[Data records]
+ + + + + + +
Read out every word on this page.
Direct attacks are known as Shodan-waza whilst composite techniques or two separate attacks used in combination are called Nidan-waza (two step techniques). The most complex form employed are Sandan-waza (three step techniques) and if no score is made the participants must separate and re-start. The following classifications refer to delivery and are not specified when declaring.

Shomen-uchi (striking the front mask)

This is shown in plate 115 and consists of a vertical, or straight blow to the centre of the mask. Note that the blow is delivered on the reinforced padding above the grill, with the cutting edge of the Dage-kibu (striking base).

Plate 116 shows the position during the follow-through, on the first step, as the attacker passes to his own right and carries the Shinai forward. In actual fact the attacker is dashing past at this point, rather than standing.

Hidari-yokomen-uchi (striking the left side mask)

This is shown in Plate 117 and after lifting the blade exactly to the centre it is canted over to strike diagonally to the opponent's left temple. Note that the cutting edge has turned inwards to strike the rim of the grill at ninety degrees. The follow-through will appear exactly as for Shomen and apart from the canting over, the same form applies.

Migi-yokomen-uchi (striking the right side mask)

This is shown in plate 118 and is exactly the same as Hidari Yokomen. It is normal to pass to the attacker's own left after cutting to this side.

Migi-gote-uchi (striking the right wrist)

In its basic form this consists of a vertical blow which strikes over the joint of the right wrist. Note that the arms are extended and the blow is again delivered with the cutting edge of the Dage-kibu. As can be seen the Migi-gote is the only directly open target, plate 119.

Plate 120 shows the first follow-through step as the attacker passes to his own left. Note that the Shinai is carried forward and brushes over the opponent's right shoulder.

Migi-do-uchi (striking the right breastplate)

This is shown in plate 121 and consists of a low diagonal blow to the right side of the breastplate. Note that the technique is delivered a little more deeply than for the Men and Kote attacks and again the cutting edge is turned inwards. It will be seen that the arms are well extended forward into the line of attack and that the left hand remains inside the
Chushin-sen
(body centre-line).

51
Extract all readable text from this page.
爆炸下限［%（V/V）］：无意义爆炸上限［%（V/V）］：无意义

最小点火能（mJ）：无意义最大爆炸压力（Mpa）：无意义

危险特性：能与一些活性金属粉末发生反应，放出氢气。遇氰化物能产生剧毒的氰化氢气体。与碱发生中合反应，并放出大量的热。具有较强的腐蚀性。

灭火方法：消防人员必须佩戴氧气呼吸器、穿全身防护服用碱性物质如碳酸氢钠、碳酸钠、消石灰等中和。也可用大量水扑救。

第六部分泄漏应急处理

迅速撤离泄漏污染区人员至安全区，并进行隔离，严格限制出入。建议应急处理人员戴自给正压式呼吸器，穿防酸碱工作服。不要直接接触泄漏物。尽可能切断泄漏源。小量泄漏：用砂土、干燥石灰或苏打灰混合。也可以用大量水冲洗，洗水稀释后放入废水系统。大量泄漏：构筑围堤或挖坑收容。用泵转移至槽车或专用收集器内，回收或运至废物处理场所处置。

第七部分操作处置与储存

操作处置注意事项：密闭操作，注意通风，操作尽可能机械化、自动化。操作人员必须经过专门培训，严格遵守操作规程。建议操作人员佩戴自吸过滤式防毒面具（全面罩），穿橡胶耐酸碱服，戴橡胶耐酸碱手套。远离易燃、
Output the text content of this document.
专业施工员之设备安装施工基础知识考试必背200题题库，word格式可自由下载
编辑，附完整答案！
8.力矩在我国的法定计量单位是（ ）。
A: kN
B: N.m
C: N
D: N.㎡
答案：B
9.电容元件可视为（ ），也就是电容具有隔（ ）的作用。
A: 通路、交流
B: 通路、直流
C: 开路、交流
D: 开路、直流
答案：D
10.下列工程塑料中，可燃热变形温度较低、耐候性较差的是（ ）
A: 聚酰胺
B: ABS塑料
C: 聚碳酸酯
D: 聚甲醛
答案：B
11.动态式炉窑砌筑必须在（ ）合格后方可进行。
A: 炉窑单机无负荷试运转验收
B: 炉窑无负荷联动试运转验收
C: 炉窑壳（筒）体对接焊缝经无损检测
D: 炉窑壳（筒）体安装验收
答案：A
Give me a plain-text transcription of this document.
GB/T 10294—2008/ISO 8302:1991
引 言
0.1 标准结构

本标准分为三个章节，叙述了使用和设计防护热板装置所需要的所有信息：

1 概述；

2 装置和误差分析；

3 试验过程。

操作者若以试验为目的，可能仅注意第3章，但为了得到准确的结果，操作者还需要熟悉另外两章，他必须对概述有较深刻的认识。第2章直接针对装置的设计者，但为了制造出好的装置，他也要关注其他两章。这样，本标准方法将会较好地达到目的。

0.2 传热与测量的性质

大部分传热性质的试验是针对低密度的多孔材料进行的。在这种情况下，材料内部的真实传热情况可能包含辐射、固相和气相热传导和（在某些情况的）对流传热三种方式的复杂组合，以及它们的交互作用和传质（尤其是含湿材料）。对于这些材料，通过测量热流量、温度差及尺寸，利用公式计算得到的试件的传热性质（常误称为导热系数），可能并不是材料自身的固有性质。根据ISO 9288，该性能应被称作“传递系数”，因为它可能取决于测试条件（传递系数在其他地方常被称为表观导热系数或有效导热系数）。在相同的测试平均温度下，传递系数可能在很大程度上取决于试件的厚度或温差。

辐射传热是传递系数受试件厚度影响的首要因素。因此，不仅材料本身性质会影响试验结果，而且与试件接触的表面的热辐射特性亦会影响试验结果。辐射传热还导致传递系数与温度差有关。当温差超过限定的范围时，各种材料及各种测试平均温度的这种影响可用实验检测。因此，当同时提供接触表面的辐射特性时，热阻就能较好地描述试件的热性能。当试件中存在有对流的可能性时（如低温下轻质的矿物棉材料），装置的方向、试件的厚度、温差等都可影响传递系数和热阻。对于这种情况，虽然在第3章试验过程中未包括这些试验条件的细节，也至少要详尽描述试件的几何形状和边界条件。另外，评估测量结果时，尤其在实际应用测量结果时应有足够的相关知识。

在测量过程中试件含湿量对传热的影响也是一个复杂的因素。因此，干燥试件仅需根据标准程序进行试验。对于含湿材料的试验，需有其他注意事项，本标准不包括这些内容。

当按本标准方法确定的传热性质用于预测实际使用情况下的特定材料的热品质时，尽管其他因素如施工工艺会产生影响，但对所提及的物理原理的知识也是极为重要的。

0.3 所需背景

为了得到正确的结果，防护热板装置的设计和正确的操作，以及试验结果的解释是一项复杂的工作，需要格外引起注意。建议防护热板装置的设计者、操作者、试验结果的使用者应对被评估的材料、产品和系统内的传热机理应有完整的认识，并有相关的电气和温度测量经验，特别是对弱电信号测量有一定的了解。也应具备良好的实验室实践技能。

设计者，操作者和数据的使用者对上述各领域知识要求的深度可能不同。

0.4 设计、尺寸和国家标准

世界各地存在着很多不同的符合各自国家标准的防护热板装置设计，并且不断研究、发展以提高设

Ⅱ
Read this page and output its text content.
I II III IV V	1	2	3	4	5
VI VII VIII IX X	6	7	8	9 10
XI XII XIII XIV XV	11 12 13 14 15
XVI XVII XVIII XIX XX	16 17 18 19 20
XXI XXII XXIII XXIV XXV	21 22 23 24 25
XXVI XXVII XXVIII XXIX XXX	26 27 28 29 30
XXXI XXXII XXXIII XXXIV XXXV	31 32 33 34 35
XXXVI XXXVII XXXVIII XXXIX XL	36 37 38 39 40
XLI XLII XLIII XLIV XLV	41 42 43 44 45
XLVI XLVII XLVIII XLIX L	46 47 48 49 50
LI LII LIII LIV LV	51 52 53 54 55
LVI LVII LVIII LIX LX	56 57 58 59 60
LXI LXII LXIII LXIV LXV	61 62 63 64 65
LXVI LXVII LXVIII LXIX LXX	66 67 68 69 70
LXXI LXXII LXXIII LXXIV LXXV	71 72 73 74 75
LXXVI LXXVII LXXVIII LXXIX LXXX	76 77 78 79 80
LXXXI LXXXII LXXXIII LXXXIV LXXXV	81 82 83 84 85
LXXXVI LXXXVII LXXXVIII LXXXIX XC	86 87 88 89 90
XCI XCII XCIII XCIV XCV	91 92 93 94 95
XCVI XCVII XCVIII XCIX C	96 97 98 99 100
+ + + + + + +
[THE PROBLEM]:
Return every line holding the word "exactly" from the records.

[ANSWER TO THIS EXERCISE]:
This is shown in Plate 117 and after lifting the blade exactly to the centre it is canted over to strike diagonally to the opponent's left temple. Note that the cutting edge has turned inwards to strike the rim of the grill at ninety degrees. The follow-through will appear exactly as for Shomen and apart from the canting over, the same form applies.
This is shown in plate 118 and is exactly the same as Hidari Yokomen. It is normal to pass to the attacker's own left after cutting to this side.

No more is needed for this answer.